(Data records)
::::::
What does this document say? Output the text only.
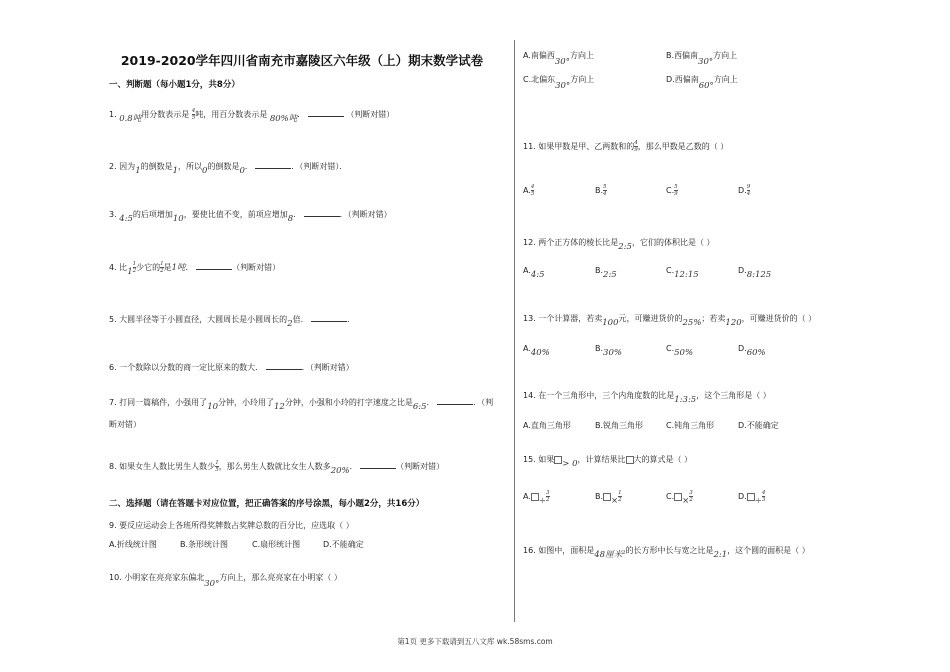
2019-2020学年四川省南充市嘉陵区六年级（上）期末数学试卷
一、判断题（每小题1分，共8分）
1. 0.8吨用分数表示是 $\frac{4}{5}$ 吨，用百分数表示是 80%吨．	（判断对错）
2. 因为1的倒数是1，所以0的倒数是0．	．（判断对错）．
3. 4:5的后项增加10，要使比值不变，前项应增加8．	．（判断对错）
4. 比$1 \frac{1}{2}$ 少它的 $\frac{1}{2}$ 是1吨．	（判断对错）
5. 大圆半径等于小圆直径，大圆周长是小圆周长的2倍．	．
6. 一个数除以分数的商一定比原来的数大．	．（判断对错）
7. 打同一篇稿件，小强用了10分钟，小玲用了12分钟，小强和小玲的打字速度之比是6:5．	．（判
断对错）
8. 如果女生人数比男生人数少 $\frac{1}{5}$ ，那么男生人数就比女生人数多20%．	（判断对错）
二、选择题（请在答题卡对应位置，把正确答案的序号涂黑，每小题2分，共16分）
9. 要反应运动会上各班所得奖牌数占奖牌总数的百分比，应选取（ ）
A.折线统计图	B.条形统计图	C.扇形统计图	D.不能确定
10. 小明家在亮亮家东偏北30°方向上，那么亮亮家在小明家（ ）
A.南偏西30°方向上	B.西偏南30°方向上
C.北偏东30°方向上	D.西偏南60°方向上
11. 如果甲数是甲、乙两数和的 $\frac{4}{9}$ ，那么甲数是乙数的（ ）
A. $\frac{4}{5}$	B. $\frac{5}{4}$	C. $\frac{5}{9}$	D. $\frac{9}{4}$
12. 两个正方体的棱长比是2:5，它们的体积比是（ ）
A.4:5	B.2:5	C.12:15	D.8:125
13. 一个计算器，若卖100元，可赚进货价的25%；若卖120，可赚进货价的（ ）
A.40%	B.30%	C.50%	D.60%
14. 在一个三角形中，三个内角度数的比是1:3:5，这个三角形是（ ）
A.直角三角形	B.锐角三角形	C.钝角三角形	D.不能确定
15. 如果 > 0，计算结果比 大的算式是（ ）
A. ÷ $\frac{3}{2}$	B. × $\frac{1}{2}$	C. × $\frac{3}{2}$	D. ÷ $\frac{4}{3}$
16. 如图中，面积是48厘米²的长方形中长与宽之比是2:1，这个圆的面积是（ ）
第1页 更多下载请到五八文库 wk.58sms.com
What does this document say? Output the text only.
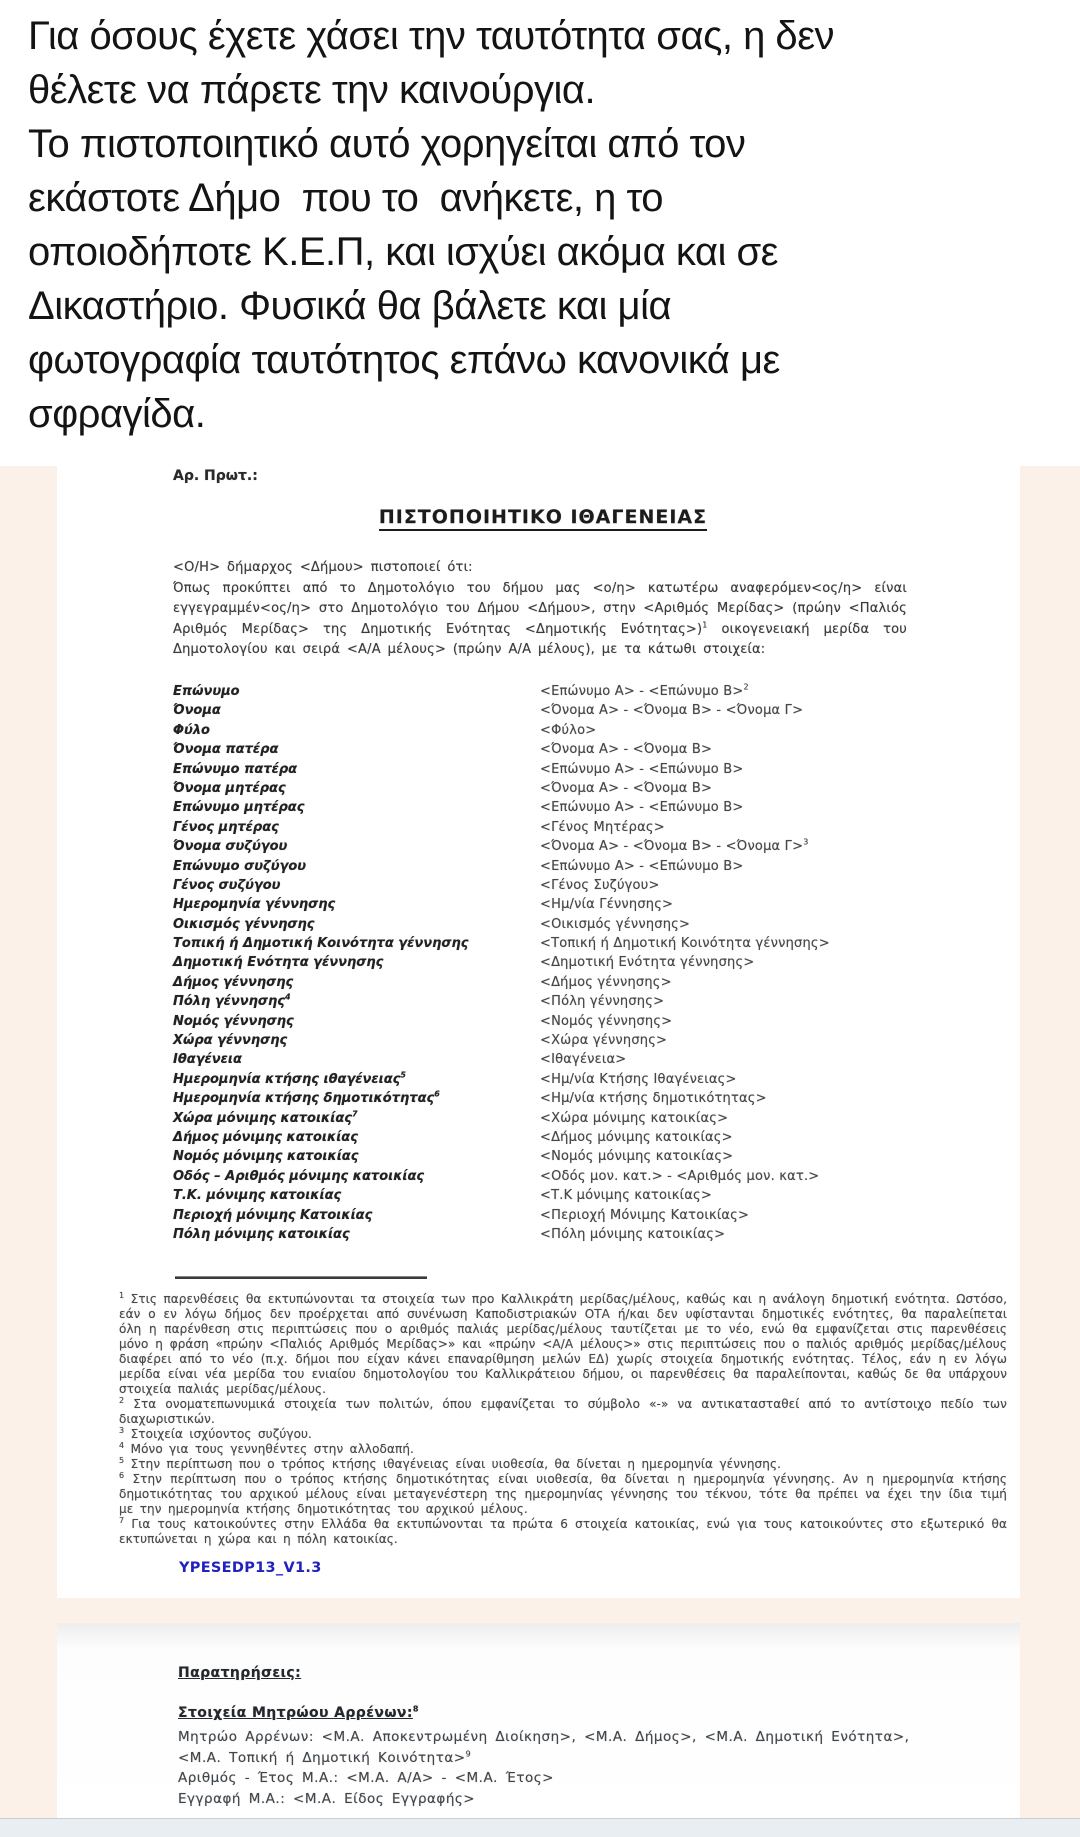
Για όσους έχετε χάσει την ταυτότητα σας, η δεν
θέλετε να πάρετε την καινούργια.
Το πιστοποιητικό αυτό χορηγείται από τον
εκάστοτε Δήμο  που το  ανήκετε, η το
οποιοδήποτε Κ.Ε.Π, και ισχύει ακόμα και σε
Δικαστήριο. Φυσικά θα βάλετε και μία
φωτογραφία ταυτότητος επάνω κανονικά με
σφραγίδα.
Αρ. Πρωτ.:
ΠΙΣΤΟΠΟΙΗΤΙΚΟ ΙΘΑΓΕΝΕΙΑΣ
<Ο/Η> δήμαρχος <Δήμου> πιστοποιεί ότι:
Όπως προκύπτει από το Δημοτολόγιο του δήμου μας <ο/η> κατωτέρω αναφερόμεν<ος/η> είναι εγγεγραμμέν<ος/η> στο Δημοτολόγιο του Δήμου <Δήμου>, στην <Αριθμός Μερίδας> (πρώην <Παλιός Αριθμός Μερίδας> της Δημοτικής Ενότητας <Δημοτικής Ενότητας>)$^1$ οικογενειακή μερίδα του Δημοτολογίου και σειρά <Α/Α μέλους> (πρώην Α/Α μέλους), με τα κάτωθι στοιχεία:
Επώνυμο	<Επώνυμο Α> - <Επώνυμο Β>$^2$
Όνομα	<Όνομα Α> - <Όνομα Β> - <Όνομα Γ>
Φύλο	<Φύλο>
Όνομα πατέρα	<Όνομα Α> - <Όνομα Β>
Επώνυμο πατέρα	<Επώνυμο Α> - <Επώνυμο Β>
Όνομα μητέρας	<Όνομα Α> - <Όνομα Β>
Επώνυμο μητέρας	<Επώνυμο Α> - <Επώνυμο Β>
Γένος μητέρας	<Γένος Μητέρας>
Όνομα συζύγου	<Όνομα Α> - <Όνομα Β> - <Όνομα Γ>$^3$
Επώνυμο συζύγου	<Επώνυμο Α> - <Επώνυμο Β>
Γένος συζύγου	<Γένος Συζύγου>
Ημερομηνία γέννησης	<Ημ/νία Γέννησης>
Οικισμός γέννησης	<Οικισμός γέννησης>
Τοπική ή Δημοτική Κοινότητα γέννησης	<Τοπική ή Δημοτική Κοινότητα γέννησης>
Δημοτική Ενότητα γέννησης	<Δημοτική Ενότητα γέννησης>
Δήμος γέννησης	<Δήμος γέννησης>
Πόλη γέννησης$^4$	<Πόλη γέννησης>
Νομός γέννησης	<Νομός γέννησης>
Χώρα γέννησης	<Χώρα γέννησης>
Ιθαγένεια	<Ιθαγένεια>
Ημερομηνία κτήσης ιθαγένειας$^5$	<Ημ/νία Κτήσης Ιθαγένειας>
Ημερομηνία κτήσης δημοτικότητας$^6$	<Ημ/νία κτήσης δημοτικότητας>
Χώρα μόνιμης κατοικίας$^7$	<Χώρα μόνιμης κατοικίας>
Δήμος μόνιμης κατοικίας	<Δήμος μόνιμης κατοικίας>
Νομός μόνιμης κατοικίας	<Νομός μόνιμης κατοικίας>
Οδός – Αριθμός μόνιμης κατοικίας	<Οδός μον. κατ.> - <Αριθμός μον. κατ.>
Τ.Κ. μόνιμης κατοικίας	<Τ.Κ μόνιμης κατοικίας>
Περιοχή μόνιμης Κατοικίας	<Περιοχή Μόνιμης Κατοικίας>
Πόλη μόνιμης κατοικίας	<Πόλη μόνιμης κατοικίας>
$^1$ Στις παρενθέσεις θα εκτυπώνονται τα στοιχεία των προ Καλλικράτη μερίδας/μέλους, καθώς και η ανάλογη δημοτική ενότητα. Ωστόσο, εάν ο εν λόγω δήμος δεν προέρχεται από συνένωση Καποδιστριακών ΟΤΑ ή/και δεν υφίστανται δημοτικές ενότητες, θα παραλείπεται όλη η παρένθεση στις περιπτώσεις που ο αριθμός παλιάς μερίδας/μέλους ταυτίζεται με το νέο, ενώ θα εμφανίζεται στις παρενθέσεις μόνο η φράση «πρώην <Παλιός Αριθμός Μερίδας>» και «πρώην <Α/Α μέλους>» στις περιπτώσεις που ο παλιός αριθμός μερίδας/μέλους διαφέρει από το νέο (π.χ. δήμοι που είχαν κάνει επαναρίθμηση μελών ΕΔ) χωρίς στοιχεία δημοτικής ενότητας. Τέλος, εάν η εν λόγω μερίδα είναι νέα μερίδα του ενιαίου δημοτολογίου του Καλλικράτειου δήμου, οι παρενθέσεις θα παραλείπονται, καθώς δε θα υπάρχουν στοιχεία παλιάς μερίδας/μέλους.
$^2$ Στα ονοματεπωνυμικά στοιχεία των πολιτών, όπου εμφανίζεται το σύμβολο «-» να αντικατασταθεί από το αντίστοιχο πεδίο των διαχωριστικών.
$^3$ Στοιχεία ισχύοντος συζύγου.
$^4$ Μόνο για τους γεννηθέντες στην αλλοδαπή.
$^5$ Στην περίπτωση που ο τρόπος κτήσης ιθαγένειας είναι υιοθεσία, θα δίνεται η ημερομηνία γέννησης.
$^6$ Στην περίπτωση που ο τρόπος κτήσης δημοτικότητας είναι υιοθεσία, θα δίνεται η ημερομηνία γέννησης. Αν η ημερομηνία κτήσης δημοτικότητας του αρχικού μέλους είναι μεταγενέστερη της ημερομηνίας γέννησης του τέκνου, τότε θα πρέπει να έχει την ίδια τιμή με την ημερομηνία κτήσης δημοτικότητας του αρχικού μέλους.
$^7$ Για τους κατοικούντες στην Ελλάδα θα εκτυπώνονται τα πρώτα 6 στοιχεία κατοικίας, ενώ για τους κατοικούντες στο εξωτερικό θα εκτυπώνεται η χώρα και η πόλη κατοικίας.
YPESEDP13_V1.3
Παρατηρήσεις:
Στοιχεία Μητρώου Αρρένων:$^8$
Μητρώο Αρρένων: <Μ.Α. Αποκεντρωμένη Διοίκηση>, <Μ.Α. Δήμος>, <Μ.Α. Δημοτική Ενότητα>,
<Μ.Α. Τοπική ή Δημοτική Κοινότητα>$^9$
Αριθμός - Έτος Μ.Α.: <Μ.Α. Α/Α> - <Μ.Α. Έτος>
Εγγραφή Μ.Α.: <Μ.Α. Είδος Εγγραφής>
::::::
**THE REQUEST**. Pick out the lines that include the word "Όνομα" and write them out.

**THE REPLY**.
Όνομα	<Όνομα Α> - <Όνομα Β> - <Όνομα Γ>
Όνομα πατέρα	<Όνομα Α> - <Όνομα Β>
Όνομα μητέρας	<Όνομα Α> - <Όνομα Β>
Όνομα συζύγου	<Όνομα Α> - <Όνομα Β> - <Όνομα Γ>$^3$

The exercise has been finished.